__Excerpted records__:
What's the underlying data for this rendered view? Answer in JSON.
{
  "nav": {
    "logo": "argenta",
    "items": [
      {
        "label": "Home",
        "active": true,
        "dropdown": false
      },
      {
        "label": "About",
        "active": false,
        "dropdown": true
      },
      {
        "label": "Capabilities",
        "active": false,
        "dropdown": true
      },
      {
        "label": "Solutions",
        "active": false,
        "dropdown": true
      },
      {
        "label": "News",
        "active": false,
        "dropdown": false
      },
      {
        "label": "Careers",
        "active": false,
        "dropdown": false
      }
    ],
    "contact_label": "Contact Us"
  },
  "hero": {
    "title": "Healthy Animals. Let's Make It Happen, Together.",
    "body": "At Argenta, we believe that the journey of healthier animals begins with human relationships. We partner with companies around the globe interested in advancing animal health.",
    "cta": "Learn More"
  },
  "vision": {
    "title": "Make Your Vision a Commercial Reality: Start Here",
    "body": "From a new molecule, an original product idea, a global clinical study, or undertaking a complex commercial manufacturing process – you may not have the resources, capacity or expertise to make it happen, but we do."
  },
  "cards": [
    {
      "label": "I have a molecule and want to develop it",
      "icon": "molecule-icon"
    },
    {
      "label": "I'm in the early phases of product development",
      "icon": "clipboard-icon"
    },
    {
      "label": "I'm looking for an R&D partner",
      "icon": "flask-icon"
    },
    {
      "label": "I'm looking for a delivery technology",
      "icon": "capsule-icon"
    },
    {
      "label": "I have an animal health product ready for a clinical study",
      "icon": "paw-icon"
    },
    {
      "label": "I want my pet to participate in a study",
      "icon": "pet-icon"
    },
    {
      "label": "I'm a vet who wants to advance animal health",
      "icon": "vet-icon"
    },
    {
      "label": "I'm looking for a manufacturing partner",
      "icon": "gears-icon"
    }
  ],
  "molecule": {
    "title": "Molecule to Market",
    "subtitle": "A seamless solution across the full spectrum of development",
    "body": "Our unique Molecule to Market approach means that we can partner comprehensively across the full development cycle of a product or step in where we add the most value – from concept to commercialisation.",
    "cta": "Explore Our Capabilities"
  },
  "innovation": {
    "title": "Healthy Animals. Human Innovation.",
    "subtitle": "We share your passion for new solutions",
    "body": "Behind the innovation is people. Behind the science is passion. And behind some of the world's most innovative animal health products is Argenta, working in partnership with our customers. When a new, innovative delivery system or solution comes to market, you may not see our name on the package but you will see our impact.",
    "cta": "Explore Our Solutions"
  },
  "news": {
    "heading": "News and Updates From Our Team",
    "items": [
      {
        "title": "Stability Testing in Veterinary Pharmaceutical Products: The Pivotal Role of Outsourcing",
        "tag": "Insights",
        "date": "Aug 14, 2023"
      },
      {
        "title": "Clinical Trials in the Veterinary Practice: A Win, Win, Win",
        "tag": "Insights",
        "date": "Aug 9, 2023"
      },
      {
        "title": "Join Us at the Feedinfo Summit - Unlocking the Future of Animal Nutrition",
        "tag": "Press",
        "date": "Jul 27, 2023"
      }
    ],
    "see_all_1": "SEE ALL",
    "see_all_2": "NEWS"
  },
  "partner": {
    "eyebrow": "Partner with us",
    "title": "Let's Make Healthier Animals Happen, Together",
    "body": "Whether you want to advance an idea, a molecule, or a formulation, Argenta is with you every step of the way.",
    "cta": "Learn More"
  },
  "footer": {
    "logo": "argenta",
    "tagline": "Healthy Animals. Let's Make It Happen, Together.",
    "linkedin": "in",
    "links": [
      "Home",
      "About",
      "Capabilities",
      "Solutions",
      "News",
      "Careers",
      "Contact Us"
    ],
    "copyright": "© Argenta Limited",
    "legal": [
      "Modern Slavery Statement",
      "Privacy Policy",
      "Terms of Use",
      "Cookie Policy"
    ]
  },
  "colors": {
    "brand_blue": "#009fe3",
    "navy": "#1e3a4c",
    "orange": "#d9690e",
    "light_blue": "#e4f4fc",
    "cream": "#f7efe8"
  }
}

__Exercise aim__: Set down all of the entries exactly, please.

__Completed task__:
What's the underlying data for this rendered view? Answer in JSON.
{
  "nav": {
    "logo": "argenta",
    "items": [
      {
        "label": "Home",
        "active": true,
        "dropdown": false
      },
      {
        "label": "About",
        "active": false,
        "dropdown": true
      },
      {
        "label": "Capabilities",
        "active": false,
        "dropdown": true
      },
      {
        "label": "Solutions",
        "active": false,
        "dropdown": true
      },
      {
        "label": "News",
        "active": false,
        "dropdown": false
      },
      {
        "label": "Careers",
        "active": false,
        "dropdown": false
      }
    ],
    "contact_label": "Contact Us"
  },
  "hero": {
    "title": "Healthy Animals. Let's Make It Happen, Together.",
    "body": "At Argenta, we believe that the journey of healthier animals begins with human relationships. We partner with companies around the globe interested in advancing animal health.",
    "cta": "Learn More"
  },
  "vision": {
    "title": "Make Your Vision a Commercial Reality: Start Here",
    "body": "From a new molecule, an original product idea, a global clinical study, or undertaking a complex commercial manufacturing process – you may not have the resources, capacity or expertise to make it happen, but we do."
  },
  "cards": [
    {
      "label": "I have a molecule and want to develop it",
      "icon": "molecule-icon"
    },
    {
      "label": "I'm in the early phases of product development",
      "icon": "clipboard-icon"
    },
    {
      "label": "I'm looking for an R&D partner",
      "icon": "flask-icon"
    },
    {
      "label": "I'm looking for a delivery technology",
      "icon": "capsule-icon"
    },
    {
      "label": "I have an animal health product ready for a clinical study",
      "icon": "paw-icon"
    },
    {
      "label": "I want my pet to participate in a study",
      "icon": "pet-icon"
    },
    {
      "label": "I'm a vet who wants to advance animal health",
      "icon": "vet-icon"
    },
    {
      "label": "I'm looking for a manufacturing partner",
      "icon": "gears-icon"
    }
  ],
  "molecule": {
    "title": "Molecule to Market",
    "subtitle": "A seamless solution across the full spectrum of development",
    "body": "Our unique Molecule to Market approach means that we can partner comprehensively across the full development cycle of a product or step in where we add the most value – from concept to commercialisation.",
    "cta": "Explore Our Capabilities"
  },
  "innovation": {
    "title": "Healthy Animals. Human Innovation.",
    "subtitle": "We share your passion for new solutions",
    "body": "Behind the innovation is people. Behind the science is passion. And behind some of the world's most innovative animal health products is Argenta, working in partnership with our customers. When a new, innovative delivery system or solution comes to market, you may not see our name on the package but you will see our impact.",
    "cta": "Explore Our Solutions"
  },
  "news": {
    "heading": "News and Updates From Our Team",
    "items": [
      {
        "title": "Stability Testing in Veterinary Pharmaceutical Products: The Pivotal Role of Outsourcing",
        "tag": "Insights",
        "date": "Aug 14, 2023"
      },
      {
        "title": "Clinical Trials in the Veterinary Practice: A Win, Win, Win",
        "tag": "Insights",
        "date": "Aug 9, 2023"
      },
      {
        "title": "Join Us at the Feedinfo Summit - Unlocking the Future of Animal Nutrition",
        "tag": "Press",
        "date": "Jul 27, 2023"
      }
    ],
    "see_all_1": "SEE ALL",
    "see_all_2": "NEWS"
  },
  "partner": {
    "eyebrow": "Partner with us",
    "title": "Let's Make Healthier Animals Happen, Together",
    "body": "Whether you want to advance an idea, a molecule, or a formulation, Argenta is with you every step of the way.",
    "cta": "Learn More"
  },
  "footer": {
    "logo": "argenta",
    "tagline": "Healthy Animals. Let's Make It Happen, Together.",
    "linkedin": "in",
    "links": [
      "Home",
      "About",
      "Capabilities",
      "Solutions",
      "News",
      "Careers",
      "Contact Us"
    ],
    "copyright": "© Argenta Limited",
    "legal": [
      "Modern Slavery Statement",
      "Privacy Policy",
      "Terms of Use",
      "Cookie Policy"
    ]
  },
  "colors": {
    "brand_blue": "#009fe3",
    "navy": "#1e3a4c",
    "orange": "#d9690e",
    "light_blue": "#e4f4fc",
    "cream": "#f7efe8"
  }
}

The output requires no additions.